Set down the full listing exactly, character for character.

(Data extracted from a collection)
----
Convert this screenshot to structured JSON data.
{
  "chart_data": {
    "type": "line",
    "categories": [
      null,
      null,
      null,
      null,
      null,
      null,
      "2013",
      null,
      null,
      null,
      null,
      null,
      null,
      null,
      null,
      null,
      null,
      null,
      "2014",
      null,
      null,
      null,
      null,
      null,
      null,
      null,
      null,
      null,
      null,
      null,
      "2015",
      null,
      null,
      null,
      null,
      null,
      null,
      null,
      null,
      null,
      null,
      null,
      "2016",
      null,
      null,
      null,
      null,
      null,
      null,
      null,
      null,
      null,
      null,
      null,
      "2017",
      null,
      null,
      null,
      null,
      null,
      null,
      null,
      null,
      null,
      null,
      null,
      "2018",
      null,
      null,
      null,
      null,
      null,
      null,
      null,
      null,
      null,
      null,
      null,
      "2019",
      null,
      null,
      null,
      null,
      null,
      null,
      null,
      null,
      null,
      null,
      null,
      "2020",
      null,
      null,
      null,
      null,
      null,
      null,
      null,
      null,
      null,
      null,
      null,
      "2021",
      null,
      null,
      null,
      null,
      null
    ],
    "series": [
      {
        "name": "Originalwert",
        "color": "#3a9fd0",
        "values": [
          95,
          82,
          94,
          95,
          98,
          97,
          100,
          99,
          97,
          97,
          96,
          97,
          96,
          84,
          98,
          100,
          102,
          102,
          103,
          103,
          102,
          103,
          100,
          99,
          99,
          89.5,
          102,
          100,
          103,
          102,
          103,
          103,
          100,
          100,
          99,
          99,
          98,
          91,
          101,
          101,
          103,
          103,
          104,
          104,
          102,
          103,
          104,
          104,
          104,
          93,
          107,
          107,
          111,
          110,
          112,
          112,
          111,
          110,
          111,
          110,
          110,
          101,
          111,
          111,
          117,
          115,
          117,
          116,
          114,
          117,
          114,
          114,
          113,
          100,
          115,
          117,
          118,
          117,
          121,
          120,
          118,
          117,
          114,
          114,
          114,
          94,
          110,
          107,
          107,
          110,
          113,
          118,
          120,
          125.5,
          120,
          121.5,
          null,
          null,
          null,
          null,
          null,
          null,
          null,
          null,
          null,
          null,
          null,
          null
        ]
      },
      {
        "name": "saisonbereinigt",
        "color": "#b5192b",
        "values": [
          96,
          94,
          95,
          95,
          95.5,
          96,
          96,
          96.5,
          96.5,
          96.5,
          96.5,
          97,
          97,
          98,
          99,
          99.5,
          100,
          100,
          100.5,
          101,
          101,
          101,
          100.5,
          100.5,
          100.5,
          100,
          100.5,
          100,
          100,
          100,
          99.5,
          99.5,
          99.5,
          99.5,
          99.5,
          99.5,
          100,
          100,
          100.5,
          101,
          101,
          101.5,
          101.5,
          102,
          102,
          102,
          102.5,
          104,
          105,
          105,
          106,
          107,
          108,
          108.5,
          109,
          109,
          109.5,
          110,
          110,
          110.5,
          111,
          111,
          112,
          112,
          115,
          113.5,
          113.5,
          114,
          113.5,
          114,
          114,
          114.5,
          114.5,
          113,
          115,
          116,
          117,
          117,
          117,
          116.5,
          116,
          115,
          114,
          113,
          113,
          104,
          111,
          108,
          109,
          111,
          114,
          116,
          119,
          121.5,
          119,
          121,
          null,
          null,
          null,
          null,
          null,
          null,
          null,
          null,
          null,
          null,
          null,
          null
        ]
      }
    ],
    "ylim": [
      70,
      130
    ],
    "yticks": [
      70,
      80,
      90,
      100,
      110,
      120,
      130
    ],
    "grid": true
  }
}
----
- [SOLUTION TO THIS PROBLEM]
Convert this screenshot to structured JSON data.
{
  "chart_data": {
    "type": "line",
    "categories": [
      null,
      null,
      null,
      null,
      null,
      null,
      "2013",
      null,
      null,
      null,
      null,
      null,
      null,
      null,
      null,
      null,
      null,
      null,
      "2014",
      null,
      null,
      null,
      null,
      null,
      null,
      null,
      null,
      null,
      null,
      null,
      "2015",
      null,
      null,
      null,
      null,
      null,
      null,
      null,
      null,
      null,
      null,
      null,
      "2016",
      null,
      null,
      null,
      null,
      null,
      null,
      null,
      null,
      null,
      null,
      null,
      "2017",
      null,
      null,
      null,
      null,
      null,
      null,
      null,
      null,
      null,
      null,
      null,
      "2018",
      null,
      null,
      null,
      null,
      null,
      null,
      null,
      null,
      null,
      null,
      null,
      "2019",
      null,
      null,
      null,
      null,
      null,
      null,
      null,
      null,
      null,
      null,
      null,
      "2020",
      null,
      null,
      null,
      null,
      null,
      null,
      null,
      null,
      null,
      null,
      null,
      "2021",
      null,
      null,
      null,
      null,
      null
    ],
    "series": [
      {
        "name": "Originalwert",
        "color": "#3a9fd0",
        "values": [
          95,
          82,
          94,
          95,
          98,
          97,
          100,
          99,
          97,
          97,
          96,
          97,
          96,
          84,
          98,
          100,
          102,
          102,
          103,
          103,
          102,
          103,
          100,
          99,
          99,
          89.5,
          102,
          100,
          103,
          102,
          103,
          103,
          100,
          100,
          99,
          99,
          98,
          91,
          101,
          101,
          103,
          103,
          104,
          104,
          102,
          103,
          104,
          104,
          104,
          93,
          107,
          107,
          111,
          110,
          112,
          112,
          111,
          110,
          111,
          110,
          110,
          101,
          111,
          111,
          117,
          115,
          117,
          116,
          114,
          117,
          114,
          114,
          113,
          100,
          115,
          117,
          118,
          117,
          121,
          120,
          118,
          117,
          114,
          114,
          114,
          94,
          110,
          107,
          107,
          110,
          113,
          118,
          120,
          125.5,
          120,
          121.5,
          null,
          null,
          null,
          null,
          null,
          null,
          null,
          null,
          null,
          null,
          null,
          null
        ]
      },
      {
        "name": "saisonbereinigt",
        "color": "#b5192b",
        "values": [
          96,
          94,
          95,
          95,
          95.5,
          96,
          96,
          96.5,
          96.5,
          96.5,
          96.5,
          97,
          97,
          98,
          99,
          99.5,
          100,
          100,
          100.5,
          101,
          101,
          101,
          100.5,
          100.5,
          100.5,
          100,
          100.5,
          100,
          100,
          100,
          99.5,
          99.5,
          99.5,
          99.5,
          99.5,
          99.5,
          100,
          100,
          100.5,
          101,
          101,
          101.5,
          101.5,
          102,
          102,
          102,
          102.5,
          104,
          105,
          105,
          106,
          107,
          108,
          108.5,
          109,
          109,
          109.5,
          110,
          110,
          110.5,
          111,
          111,
          112,
          112,
          115,
          113.5,
          113.5,
          114,
          113.5,
          114,
          114,
          114.5,
          114.5,
          113,
          115,
          116,
          117,
          117,
          117,
          116.5,
          116,
          115,
          114,
          113,
          113,
          104,
          111,
          108,
          109,
          111,
          114,
          116,
          119,
          121.5,
          119,
          121,
          null,
          null,
          null,
          null,
          null,
          null,
          null,
          null,
          null,
          null,
          null,
          null
        ]
      }
    ],
    "ylim": [
      70,
      130
    ],
    "yticks": [
      70,
      80,
      90,
      100,
      110,
      120,
      130
    ],
    "grid": true
  }
}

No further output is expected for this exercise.